Activity | Print each line below verbatim, skipping every picture.

Record extracts |
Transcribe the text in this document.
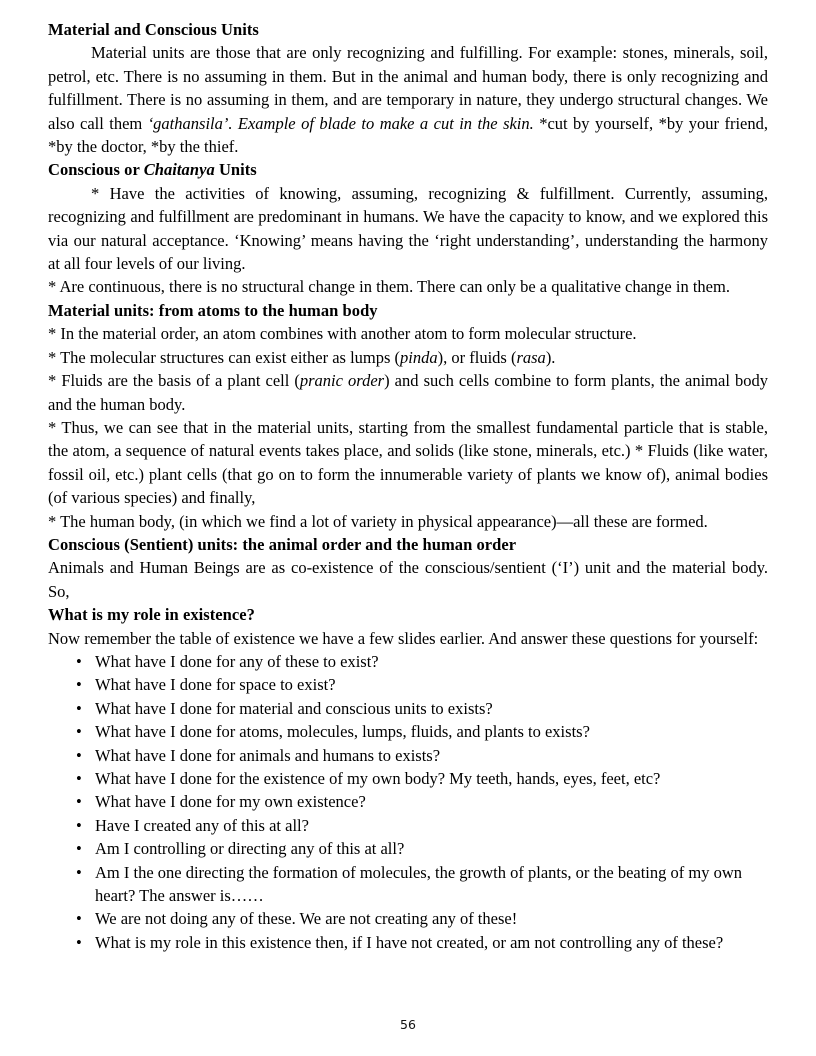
Material and Conscious Units

Material units are those that are only recognizing and fulfilling. For example: stones, minerals, soil, petrol, etc. There is no assuming in them. But in the animal and human body, there is only recognizing and fulfillment. There is no assuming in them, and are temporary in nature, they undergo structural changes. We also call them ‘gathansila’. Example of blade to make a cut in the skin. *cut by yourself, *by your friend, *by the doctor, *by the thief.

Conscious or Chaitanya Units

* Have the activities of knowing, assuming, recognizing & fulfillment. Currently, assuming, recognizing and fulfillment are predominant in humans. We have the capacity to know, and we explored this via our natural acceptance. ‘Knowing’ means having the ‘right understanding’, understanding the harmony at all four levels of our living.

* Are continuous, there is no structural change in them. There can only be a qualitative change in them.

Material units: from atoms to the human body

* In the material order, an atom combines with another atom to form molecular structure.

* The molecular structures can exist either as lumps (pinda), or fluids (rasa).

* Fluids are the basis of a plant cell (pranic order) and such cells combine to form plants, the animal body and the human body.

* Thus, we can see that in the material units, starting from the smallest fundamental particle that is stable, the atom, a sequence of natural events takes place, and solids (like stone, minerals, etc.) * Fluids (like water, fossil oil, etc.) plant cells (that go on to form the innumerable variety of plants we know of), animal bodies (of various species) and finally,

* The human body, (in which we find a lot of variety in physical appearance)—all these are formed.

Conscious (Sentient) units: the animal order and the human order

Animals and Human Beings are as co-existence of the conscious/sentient (‘I’) unit and the material body. So,

What is my role in existence?

Now remember the table of existence we have a few slides earlier. And answer these questions for yourself:

• What have I done for any of these to exist?
• What have I done for space to exist?
• What have I done for material and conscious units to exists?
• What have I done for atoms, molecules, lumps, fluids, and plants to exists?
• What have I done for animals and humans to exists?
• What have I done for the existence of my own body? My teeth, hands, eyes, feet, etc?
• What have I done for my own existence?
• Have I created any of this at all?
• Am I controlling or directing any of this at all?
• Am I the one directing the formation of molecules, the growth of plants, or the beating of my own heart? The answer is……
• We are not doing any of these. We are not creating any of these!
• What is my role in this existence then, if I have not created, or am not controlling any of these?
56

Written answer |
Transcribe the text in this document.
Material and Conscious Units

Material units are those that are only recognizing and fulfilling. For example: stones, minerals, soil, petrol, etc. There is no assuming in them. But in the animal and human body, there is only recognizing and fulfillment. There is no assuming in them, and are temporary in nature, they undergo structural changes. We also call them ‘gathansila’. Example of blade to make a cut in the skin. *cut by yourself, *by your friend, *by the doctor, *by the thief.

Conscious or Chaitanya Units

* Have the activities of knowing, assuming, recognizing & fulfillment. Currently, assuming, recognizing and fulfillment are predominant in humans. We have the capacity to know, and we explored this via our natural acceptance. ‘Knowing’ means having the ‘right understanding’, understanding the harmony at all four levels of our living.

* Are continuous, there is no structural change in them. There can only be a qualitative change in them.

Material units: from atoms to the human body

* In the material order, an atom combines with another atom to form molecular structure.

* The molecular structures can exist either as lumps (pinda), or fluids (rasa).

* Fluids are the basis of a plant cell (pranic order) and such cells combine to form plants, the animal body and the human body.

* Thus, we can see that in the material units, starting from the smallest fundamental particle that is stable, the atom, a sequence of natural events takes place, and solids (like stone, minerals, etc.) * Fluids (like water, fossil oil, etc.) plant cells (that go on to form the innumerable variety of plants we know of), animal bodies (of various species) and finally,

* The human body, (in which we find a lot of variety in physical appearance)—all these are formed.

Conscious (Sentient) units: the animal order and the human order

Animals and Human Beings are as co-existence of the conscious/sentient (‘I’) unit and the material body. So,

What is my role in existence?

Now remember the table of existence we have a few slides earlier. And answer these questions for yourself:

• What have I done for any of these to exist?
• What have I done for space to exist?
• What have I done for material and conscious units to exists?
• What have I done for atoms, molecules, lumps, fluids, and plants to exists?
• What have I done for animals and humans to exists?
• What have I done for the existence of my own body? My teeth, hands, eyes, feet, etc?
• What have I done for my own existence?
• Have I created any of this at all?
• Am I controlling or directing any of this at all?
• Am I the one directing the formation of molecules, the growth of plants, or the beating of my own heart? The answer is……
• We are not doing any of these. We are not creating any of these!
• What is my role in this existence then, if I have not created, or am not controlling any of these?
56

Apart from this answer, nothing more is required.